_CHALLENGE_. Pick out every line in the data below that holds "website".

-- START RECORDS FOR THIS EXERCISE --

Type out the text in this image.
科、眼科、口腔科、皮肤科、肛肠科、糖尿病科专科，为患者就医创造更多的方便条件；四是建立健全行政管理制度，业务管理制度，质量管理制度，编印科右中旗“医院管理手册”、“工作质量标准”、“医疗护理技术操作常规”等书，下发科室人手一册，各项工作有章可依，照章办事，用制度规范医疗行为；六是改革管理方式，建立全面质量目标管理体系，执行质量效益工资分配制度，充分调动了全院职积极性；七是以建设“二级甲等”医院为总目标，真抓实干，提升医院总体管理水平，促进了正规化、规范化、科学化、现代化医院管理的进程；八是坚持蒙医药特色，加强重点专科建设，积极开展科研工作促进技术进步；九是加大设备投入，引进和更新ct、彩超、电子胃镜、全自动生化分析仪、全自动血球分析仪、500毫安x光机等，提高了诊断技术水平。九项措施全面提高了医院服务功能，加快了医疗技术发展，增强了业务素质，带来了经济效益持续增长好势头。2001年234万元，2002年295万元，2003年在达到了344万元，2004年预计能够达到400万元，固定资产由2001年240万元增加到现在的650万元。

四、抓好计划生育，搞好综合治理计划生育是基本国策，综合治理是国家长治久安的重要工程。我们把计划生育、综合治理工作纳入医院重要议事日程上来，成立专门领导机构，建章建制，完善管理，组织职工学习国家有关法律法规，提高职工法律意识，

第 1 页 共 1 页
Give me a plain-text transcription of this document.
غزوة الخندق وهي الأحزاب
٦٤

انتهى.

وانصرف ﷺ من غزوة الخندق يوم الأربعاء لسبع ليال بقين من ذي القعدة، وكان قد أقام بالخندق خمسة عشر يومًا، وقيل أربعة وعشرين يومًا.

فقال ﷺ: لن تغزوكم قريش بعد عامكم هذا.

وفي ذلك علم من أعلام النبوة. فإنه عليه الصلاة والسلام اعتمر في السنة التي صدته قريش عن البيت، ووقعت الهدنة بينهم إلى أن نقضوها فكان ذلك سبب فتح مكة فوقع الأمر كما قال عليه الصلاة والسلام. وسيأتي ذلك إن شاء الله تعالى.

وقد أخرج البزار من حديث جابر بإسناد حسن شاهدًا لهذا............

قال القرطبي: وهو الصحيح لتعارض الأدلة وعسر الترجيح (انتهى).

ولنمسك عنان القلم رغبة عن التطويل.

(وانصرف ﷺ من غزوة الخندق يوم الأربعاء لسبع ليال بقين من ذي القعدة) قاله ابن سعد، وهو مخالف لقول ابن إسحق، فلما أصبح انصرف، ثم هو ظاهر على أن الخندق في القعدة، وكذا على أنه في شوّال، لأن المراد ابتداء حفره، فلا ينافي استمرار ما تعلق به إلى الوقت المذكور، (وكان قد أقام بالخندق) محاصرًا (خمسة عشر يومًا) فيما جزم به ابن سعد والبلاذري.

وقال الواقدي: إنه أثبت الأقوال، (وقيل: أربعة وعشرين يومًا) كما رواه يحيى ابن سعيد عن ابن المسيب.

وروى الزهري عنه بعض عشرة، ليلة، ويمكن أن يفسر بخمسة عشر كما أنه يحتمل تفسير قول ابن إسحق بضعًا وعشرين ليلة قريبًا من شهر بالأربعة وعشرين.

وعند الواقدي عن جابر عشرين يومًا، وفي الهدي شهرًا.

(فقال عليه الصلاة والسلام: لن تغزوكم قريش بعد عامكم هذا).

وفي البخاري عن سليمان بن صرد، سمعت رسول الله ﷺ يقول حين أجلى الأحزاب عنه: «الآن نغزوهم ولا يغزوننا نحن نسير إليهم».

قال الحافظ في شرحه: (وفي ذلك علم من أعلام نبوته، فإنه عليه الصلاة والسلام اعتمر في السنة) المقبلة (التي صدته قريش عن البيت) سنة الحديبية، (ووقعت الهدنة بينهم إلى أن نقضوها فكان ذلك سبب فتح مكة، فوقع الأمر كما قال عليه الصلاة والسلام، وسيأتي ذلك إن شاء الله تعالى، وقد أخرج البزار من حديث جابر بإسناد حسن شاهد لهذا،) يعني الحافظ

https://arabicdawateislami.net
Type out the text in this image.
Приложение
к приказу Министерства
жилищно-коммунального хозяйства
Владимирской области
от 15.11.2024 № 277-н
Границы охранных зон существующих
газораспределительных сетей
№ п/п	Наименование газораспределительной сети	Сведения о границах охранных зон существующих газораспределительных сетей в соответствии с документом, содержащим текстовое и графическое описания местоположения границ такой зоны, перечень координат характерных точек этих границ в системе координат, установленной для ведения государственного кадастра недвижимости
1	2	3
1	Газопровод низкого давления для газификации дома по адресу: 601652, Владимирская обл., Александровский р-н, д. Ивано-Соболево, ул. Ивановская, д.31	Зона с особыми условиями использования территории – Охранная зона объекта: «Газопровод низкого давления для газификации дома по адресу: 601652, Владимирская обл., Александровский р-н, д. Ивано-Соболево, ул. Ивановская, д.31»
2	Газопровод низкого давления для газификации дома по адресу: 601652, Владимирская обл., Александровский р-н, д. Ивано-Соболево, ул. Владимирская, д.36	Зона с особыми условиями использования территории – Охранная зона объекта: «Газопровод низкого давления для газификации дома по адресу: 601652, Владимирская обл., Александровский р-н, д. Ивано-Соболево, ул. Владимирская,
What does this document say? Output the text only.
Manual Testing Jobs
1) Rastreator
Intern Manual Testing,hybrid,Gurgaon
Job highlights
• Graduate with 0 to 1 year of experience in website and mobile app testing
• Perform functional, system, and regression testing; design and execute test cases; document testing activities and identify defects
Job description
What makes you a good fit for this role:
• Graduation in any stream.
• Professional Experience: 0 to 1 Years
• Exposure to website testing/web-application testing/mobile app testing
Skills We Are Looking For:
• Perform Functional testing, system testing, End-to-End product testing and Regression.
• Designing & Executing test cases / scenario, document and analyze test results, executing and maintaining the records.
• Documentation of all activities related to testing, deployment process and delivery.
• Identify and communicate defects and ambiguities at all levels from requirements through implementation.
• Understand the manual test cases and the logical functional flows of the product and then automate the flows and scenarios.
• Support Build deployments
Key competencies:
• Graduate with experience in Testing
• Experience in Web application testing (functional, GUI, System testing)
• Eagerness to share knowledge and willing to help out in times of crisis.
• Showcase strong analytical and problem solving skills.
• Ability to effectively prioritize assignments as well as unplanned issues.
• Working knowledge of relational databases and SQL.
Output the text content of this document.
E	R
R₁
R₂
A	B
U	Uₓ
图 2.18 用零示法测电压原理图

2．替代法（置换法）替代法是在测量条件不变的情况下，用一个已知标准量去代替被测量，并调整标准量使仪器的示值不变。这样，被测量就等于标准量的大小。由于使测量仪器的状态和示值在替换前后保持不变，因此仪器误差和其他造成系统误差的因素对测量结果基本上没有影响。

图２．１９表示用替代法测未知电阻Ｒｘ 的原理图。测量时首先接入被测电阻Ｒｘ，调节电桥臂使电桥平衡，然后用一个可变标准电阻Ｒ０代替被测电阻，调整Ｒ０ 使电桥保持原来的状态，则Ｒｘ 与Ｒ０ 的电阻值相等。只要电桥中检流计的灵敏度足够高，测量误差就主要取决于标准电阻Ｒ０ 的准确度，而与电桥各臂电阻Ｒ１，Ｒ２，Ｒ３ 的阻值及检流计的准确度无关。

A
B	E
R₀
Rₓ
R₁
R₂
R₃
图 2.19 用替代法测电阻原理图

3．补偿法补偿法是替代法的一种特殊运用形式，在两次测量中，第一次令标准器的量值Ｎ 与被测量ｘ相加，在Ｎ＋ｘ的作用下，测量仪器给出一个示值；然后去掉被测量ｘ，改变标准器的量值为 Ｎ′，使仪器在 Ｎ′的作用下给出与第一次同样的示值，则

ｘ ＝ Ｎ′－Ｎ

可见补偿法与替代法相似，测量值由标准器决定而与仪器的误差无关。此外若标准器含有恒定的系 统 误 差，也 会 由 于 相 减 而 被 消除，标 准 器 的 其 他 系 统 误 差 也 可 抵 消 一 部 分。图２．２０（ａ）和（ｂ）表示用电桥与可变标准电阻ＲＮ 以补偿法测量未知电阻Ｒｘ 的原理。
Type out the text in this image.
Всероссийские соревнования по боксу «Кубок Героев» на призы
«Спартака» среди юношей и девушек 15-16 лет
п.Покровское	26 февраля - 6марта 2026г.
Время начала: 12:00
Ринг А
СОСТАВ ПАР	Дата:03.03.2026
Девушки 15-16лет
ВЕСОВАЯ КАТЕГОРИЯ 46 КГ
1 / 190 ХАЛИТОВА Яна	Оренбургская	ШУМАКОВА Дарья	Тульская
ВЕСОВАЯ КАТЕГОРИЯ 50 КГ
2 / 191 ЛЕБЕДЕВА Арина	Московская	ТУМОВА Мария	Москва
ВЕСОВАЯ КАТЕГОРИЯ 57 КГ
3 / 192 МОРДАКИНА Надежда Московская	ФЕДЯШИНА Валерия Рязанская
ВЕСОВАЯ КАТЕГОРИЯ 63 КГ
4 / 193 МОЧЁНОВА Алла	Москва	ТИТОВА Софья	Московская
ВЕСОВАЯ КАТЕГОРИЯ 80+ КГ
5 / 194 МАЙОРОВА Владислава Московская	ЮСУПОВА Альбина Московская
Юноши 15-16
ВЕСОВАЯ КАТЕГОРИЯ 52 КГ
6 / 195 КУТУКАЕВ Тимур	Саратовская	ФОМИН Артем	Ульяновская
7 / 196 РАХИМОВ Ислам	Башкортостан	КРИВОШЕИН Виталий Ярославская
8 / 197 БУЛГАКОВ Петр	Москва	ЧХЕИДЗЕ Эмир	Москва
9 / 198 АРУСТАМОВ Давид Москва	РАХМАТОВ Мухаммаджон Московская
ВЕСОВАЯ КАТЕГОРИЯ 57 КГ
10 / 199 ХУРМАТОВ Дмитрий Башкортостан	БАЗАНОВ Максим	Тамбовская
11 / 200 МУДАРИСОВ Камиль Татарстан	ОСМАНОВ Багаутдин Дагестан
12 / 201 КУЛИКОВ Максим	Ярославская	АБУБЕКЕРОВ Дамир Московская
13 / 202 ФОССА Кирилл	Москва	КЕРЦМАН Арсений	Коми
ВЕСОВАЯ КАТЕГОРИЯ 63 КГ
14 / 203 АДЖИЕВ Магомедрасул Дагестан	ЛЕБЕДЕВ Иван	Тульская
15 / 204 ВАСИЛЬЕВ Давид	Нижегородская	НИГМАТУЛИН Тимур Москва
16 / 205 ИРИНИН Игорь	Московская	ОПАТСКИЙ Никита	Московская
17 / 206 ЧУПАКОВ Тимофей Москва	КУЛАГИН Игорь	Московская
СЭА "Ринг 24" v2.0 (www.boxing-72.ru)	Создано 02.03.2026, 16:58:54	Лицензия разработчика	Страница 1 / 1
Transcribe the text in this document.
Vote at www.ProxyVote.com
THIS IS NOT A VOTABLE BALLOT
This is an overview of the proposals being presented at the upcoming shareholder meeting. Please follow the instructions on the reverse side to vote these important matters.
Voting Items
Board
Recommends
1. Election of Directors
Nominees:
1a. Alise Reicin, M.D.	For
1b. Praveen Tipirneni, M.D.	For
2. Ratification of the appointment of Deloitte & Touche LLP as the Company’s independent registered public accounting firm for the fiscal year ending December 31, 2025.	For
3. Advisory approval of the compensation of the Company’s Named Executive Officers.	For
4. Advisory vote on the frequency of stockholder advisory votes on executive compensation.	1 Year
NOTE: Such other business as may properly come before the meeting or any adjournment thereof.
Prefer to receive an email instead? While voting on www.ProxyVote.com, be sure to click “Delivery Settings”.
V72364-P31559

-- END RECORDS FOR THIS EXERCISE --

_FULL ANSWER_.
• Graduate with 0 to 1 year of experience in website and mobile app testing
• Exposure to website testing/web-application testing/mobile app testing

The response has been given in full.